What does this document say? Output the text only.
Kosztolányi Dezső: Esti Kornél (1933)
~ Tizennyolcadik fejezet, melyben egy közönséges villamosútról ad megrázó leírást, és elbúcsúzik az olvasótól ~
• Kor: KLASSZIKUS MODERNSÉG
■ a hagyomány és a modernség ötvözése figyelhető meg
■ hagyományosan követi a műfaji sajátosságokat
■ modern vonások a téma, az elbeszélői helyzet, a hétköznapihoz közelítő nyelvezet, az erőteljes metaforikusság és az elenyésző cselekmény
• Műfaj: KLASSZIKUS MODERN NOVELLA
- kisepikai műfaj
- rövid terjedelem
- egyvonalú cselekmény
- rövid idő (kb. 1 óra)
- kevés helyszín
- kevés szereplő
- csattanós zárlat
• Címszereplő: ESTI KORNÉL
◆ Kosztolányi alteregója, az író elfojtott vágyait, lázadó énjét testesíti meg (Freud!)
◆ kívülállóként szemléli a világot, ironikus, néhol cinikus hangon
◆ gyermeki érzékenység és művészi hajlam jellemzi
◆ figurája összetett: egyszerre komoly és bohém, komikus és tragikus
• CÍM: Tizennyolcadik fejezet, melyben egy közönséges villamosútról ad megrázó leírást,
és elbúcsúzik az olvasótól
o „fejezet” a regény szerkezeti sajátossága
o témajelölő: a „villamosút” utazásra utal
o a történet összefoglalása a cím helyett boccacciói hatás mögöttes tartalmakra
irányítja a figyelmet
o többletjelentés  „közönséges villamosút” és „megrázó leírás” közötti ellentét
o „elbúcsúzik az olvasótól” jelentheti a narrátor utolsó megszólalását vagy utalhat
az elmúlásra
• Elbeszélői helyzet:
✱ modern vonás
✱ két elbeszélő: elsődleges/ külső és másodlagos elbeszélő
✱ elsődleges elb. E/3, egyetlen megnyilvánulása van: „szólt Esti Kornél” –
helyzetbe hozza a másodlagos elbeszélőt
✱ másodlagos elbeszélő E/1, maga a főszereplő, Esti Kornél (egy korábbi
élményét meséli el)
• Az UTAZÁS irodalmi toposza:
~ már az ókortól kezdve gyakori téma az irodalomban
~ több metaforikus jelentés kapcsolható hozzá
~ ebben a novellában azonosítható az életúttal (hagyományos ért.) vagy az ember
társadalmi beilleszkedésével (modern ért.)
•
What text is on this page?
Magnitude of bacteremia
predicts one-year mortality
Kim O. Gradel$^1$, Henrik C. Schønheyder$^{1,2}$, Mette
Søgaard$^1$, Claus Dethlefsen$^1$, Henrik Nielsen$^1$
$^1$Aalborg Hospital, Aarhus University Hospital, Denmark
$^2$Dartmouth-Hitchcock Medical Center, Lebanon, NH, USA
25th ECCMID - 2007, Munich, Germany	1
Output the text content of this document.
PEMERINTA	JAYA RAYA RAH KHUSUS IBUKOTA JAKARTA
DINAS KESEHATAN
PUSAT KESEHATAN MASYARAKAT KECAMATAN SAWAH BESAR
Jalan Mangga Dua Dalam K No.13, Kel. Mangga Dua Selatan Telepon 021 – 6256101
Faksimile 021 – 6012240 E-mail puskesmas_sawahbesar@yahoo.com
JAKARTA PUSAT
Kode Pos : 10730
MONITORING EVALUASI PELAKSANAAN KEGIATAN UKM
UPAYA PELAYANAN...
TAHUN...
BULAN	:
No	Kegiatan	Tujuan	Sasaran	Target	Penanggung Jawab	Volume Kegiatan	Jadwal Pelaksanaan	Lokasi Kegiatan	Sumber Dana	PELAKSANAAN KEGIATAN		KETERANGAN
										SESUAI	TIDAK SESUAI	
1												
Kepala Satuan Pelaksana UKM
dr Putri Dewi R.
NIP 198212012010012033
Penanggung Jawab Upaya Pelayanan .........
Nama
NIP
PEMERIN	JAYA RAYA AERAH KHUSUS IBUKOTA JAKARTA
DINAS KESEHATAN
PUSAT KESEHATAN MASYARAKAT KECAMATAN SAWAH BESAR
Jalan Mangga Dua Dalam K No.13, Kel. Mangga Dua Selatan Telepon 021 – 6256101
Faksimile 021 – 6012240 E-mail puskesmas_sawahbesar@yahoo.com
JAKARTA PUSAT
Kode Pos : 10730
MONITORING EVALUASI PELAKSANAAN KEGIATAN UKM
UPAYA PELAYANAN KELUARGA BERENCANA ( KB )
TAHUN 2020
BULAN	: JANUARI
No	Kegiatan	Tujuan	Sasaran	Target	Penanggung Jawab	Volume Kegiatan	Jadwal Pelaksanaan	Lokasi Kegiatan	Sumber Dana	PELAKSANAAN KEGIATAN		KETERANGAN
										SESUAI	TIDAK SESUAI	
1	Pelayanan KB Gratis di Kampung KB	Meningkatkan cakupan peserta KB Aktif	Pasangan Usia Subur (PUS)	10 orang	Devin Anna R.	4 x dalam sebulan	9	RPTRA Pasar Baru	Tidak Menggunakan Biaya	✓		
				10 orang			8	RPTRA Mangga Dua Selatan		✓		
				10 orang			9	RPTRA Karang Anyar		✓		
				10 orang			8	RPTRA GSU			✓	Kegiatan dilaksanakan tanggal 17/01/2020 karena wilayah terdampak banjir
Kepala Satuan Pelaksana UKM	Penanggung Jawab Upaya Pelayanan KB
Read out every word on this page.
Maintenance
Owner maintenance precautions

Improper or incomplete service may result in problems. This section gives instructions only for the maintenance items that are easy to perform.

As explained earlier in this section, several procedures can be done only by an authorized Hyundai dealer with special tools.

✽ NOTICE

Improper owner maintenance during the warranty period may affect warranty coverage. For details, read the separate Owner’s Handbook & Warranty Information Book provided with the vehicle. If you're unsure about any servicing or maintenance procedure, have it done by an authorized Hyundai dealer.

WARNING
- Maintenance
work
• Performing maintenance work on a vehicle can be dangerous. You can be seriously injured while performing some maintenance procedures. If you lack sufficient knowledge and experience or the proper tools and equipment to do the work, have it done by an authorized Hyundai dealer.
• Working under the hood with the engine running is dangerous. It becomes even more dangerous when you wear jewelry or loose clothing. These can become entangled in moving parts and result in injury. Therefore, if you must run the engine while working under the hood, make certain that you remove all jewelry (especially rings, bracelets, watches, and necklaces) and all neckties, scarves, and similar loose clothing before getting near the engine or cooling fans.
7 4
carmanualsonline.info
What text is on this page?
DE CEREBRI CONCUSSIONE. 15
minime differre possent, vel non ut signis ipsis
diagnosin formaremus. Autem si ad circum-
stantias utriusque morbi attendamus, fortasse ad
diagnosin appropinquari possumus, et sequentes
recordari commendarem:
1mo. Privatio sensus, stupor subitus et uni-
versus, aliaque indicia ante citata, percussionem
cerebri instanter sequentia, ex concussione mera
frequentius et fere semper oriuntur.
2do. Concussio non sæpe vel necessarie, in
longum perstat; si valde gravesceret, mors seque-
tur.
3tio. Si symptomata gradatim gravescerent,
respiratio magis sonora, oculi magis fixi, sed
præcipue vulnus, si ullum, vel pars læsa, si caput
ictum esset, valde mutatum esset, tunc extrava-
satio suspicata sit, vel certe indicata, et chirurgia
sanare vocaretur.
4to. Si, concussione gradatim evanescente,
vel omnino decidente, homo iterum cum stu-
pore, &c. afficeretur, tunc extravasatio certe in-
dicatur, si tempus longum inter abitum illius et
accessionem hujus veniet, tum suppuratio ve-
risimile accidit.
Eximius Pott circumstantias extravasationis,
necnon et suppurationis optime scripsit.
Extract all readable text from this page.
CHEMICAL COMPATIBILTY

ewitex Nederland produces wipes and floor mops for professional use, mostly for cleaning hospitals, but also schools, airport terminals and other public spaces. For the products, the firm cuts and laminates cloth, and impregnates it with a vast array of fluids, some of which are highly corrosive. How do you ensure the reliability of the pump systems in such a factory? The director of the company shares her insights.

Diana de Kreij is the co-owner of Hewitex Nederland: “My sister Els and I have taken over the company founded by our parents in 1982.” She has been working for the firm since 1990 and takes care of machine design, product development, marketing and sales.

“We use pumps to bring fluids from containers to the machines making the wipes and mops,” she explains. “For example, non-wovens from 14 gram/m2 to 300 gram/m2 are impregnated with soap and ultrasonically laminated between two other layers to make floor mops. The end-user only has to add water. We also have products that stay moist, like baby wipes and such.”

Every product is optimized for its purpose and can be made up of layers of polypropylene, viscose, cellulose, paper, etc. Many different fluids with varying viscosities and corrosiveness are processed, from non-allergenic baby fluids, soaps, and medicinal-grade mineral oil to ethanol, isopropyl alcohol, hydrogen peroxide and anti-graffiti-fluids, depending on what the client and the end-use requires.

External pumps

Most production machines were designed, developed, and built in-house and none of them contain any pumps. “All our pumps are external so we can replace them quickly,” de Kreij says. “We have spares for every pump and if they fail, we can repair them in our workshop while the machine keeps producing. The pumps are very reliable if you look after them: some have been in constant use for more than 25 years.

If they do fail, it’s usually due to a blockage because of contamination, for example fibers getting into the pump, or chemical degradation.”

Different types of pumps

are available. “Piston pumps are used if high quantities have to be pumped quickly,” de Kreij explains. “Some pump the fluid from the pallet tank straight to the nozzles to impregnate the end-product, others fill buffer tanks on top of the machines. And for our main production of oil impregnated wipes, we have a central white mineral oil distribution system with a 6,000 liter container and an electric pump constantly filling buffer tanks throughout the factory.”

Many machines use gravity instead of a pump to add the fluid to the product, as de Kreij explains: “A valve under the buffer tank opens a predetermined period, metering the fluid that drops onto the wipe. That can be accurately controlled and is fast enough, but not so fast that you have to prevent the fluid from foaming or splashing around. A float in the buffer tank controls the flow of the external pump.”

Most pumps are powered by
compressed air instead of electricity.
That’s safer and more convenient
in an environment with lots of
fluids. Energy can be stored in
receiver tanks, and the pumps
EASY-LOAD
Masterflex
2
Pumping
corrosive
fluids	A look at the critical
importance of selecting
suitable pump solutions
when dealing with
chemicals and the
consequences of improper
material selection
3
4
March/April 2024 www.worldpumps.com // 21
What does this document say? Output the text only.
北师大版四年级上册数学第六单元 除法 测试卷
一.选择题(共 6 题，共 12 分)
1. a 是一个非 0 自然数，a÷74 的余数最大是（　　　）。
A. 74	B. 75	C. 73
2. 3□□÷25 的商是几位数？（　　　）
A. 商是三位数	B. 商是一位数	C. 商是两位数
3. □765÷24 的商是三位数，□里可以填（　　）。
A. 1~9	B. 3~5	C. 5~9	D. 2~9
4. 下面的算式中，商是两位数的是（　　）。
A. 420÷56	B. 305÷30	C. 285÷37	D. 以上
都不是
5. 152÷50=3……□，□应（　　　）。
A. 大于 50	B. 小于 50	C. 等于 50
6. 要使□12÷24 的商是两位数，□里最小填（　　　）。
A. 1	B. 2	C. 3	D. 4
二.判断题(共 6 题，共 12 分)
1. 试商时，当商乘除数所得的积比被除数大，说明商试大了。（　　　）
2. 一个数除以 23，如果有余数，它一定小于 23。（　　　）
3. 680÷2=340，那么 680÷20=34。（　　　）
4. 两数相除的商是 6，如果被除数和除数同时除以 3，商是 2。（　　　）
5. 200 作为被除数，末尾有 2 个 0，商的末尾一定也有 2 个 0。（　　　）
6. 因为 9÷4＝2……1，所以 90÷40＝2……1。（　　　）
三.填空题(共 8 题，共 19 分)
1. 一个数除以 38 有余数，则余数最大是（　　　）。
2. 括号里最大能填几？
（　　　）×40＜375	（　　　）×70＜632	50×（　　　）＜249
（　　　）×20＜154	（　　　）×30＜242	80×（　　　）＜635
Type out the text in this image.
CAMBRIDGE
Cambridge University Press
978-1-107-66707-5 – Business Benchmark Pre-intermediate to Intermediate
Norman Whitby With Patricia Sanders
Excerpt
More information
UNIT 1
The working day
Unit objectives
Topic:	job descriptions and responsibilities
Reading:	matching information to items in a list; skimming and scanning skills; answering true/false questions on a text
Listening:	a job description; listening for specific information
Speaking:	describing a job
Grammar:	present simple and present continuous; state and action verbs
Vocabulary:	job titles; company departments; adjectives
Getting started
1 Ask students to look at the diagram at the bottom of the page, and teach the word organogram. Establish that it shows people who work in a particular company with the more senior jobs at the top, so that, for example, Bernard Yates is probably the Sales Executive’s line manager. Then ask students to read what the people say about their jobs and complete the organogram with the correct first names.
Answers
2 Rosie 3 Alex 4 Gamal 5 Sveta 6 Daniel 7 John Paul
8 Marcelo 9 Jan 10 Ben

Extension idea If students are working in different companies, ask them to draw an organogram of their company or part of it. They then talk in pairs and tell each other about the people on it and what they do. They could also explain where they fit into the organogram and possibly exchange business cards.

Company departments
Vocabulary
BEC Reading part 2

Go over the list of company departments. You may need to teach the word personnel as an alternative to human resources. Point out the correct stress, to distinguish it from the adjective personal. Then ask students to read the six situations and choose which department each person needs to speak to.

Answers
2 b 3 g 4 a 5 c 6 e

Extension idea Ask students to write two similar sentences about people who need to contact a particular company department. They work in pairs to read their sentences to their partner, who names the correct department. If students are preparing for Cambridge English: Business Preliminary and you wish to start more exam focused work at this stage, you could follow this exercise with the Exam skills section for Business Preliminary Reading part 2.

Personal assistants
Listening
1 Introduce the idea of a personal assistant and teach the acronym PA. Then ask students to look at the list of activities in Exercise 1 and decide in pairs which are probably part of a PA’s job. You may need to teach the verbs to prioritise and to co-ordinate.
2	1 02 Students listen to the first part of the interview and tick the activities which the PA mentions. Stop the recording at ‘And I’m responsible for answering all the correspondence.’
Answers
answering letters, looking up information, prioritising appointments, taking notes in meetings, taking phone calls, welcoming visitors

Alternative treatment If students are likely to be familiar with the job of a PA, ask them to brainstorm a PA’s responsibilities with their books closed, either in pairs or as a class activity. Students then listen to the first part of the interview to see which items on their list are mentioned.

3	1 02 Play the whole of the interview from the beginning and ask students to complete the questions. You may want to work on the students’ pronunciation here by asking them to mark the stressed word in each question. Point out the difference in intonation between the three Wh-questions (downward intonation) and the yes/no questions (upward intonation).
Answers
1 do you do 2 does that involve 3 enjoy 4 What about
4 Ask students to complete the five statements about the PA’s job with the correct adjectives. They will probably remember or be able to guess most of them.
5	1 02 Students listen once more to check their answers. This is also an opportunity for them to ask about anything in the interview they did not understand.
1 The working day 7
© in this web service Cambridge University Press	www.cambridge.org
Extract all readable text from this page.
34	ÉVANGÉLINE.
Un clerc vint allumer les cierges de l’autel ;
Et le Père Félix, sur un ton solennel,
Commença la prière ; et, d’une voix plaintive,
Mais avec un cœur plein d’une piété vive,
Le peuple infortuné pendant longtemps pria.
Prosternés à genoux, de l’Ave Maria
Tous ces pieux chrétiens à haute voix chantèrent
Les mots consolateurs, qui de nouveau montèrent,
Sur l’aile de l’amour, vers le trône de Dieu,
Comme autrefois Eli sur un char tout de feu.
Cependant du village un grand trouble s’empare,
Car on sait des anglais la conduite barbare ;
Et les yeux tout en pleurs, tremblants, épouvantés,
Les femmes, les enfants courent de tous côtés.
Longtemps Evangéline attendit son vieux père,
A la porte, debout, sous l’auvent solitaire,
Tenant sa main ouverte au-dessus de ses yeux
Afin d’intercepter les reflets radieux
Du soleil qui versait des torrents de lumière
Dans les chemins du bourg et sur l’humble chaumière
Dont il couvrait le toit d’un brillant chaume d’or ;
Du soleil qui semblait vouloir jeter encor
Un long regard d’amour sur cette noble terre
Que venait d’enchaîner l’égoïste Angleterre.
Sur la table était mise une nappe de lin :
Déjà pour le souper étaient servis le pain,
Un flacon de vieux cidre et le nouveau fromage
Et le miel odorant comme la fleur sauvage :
______
▶ _What is asked_
Scan the data for the word "JAKARTA" and copy every line where it shows up.

▶ _Solution to this exercise_
PEMERINTA	JAYA RAYA RAH KHUSUS IBUKOTA JAKARTA
JAKARTA PUSAT
PEMERIN	JAYA RAYA AERAH KHUSUS IBUKOTA JAKARTA
JAKARTA PUSAT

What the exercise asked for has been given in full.